TASK DETAILS —
Are you able to quote each entry exactly as written?

EXCERPTED RECORDS —
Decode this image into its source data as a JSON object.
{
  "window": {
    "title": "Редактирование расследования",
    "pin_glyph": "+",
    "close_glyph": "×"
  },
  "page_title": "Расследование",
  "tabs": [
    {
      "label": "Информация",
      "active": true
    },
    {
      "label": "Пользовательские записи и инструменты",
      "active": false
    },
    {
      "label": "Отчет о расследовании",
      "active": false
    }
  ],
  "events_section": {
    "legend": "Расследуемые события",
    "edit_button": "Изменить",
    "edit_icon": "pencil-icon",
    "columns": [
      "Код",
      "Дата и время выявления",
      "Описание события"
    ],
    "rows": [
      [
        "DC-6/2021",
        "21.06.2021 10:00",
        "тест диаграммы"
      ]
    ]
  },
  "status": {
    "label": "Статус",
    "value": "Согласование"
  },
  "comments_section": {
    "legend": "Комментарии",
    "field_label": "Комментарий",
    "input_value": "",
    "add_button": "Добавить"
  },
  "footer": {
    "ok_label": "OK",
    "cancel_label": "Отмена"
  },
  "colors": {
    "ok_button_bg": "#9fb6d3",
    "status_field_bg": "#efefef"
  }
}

TASK RESULT —
Decode this image into its source data as a JSON object.
{
  "window": {
    "title": "Редактирование расследования",
    "pin_glyph": "+",
    "close_glyph": "×"
  },
  "page_title": "Расследование",
  "tabs": [
    {
      "label": "Информация",
      "active": true
    },
    {
      "label": "Пользовательские записи и инструменты",
      "active": false
    },
    {
      "label": "Отчет о расследовании",
      "active": false
    }
  ],
  "events_section": {
    "legend": "Расследуемые события",
    "edit_button": "Изменить",
    "edit_icon": "pencil-icon",
    "columns": [
      "Код",
      "Дата и время выявления",
      "Описание события"
    ],
    "rows": [
      [
        "DC-6/2021",
        "21.06.2021 10:00",
        "тест диаграммы"
      ]
    ]
  },
  "status": {
    "label": "Статус",
    "value": "Согласование"
  },
  "comments_section": {
    "legend": "Комментарии",
    "field_label": "Комментарий",
    "input_value": "",
    "add_button": "Добавить"
  },
  "footer": {
    "ok_label": "OK",
    "cancel_label": "Отмена"
  },
  "colors": {
    "ok_button_bg": "#9fb6d3",
    "status_field_bg": "#efefef"
  }
}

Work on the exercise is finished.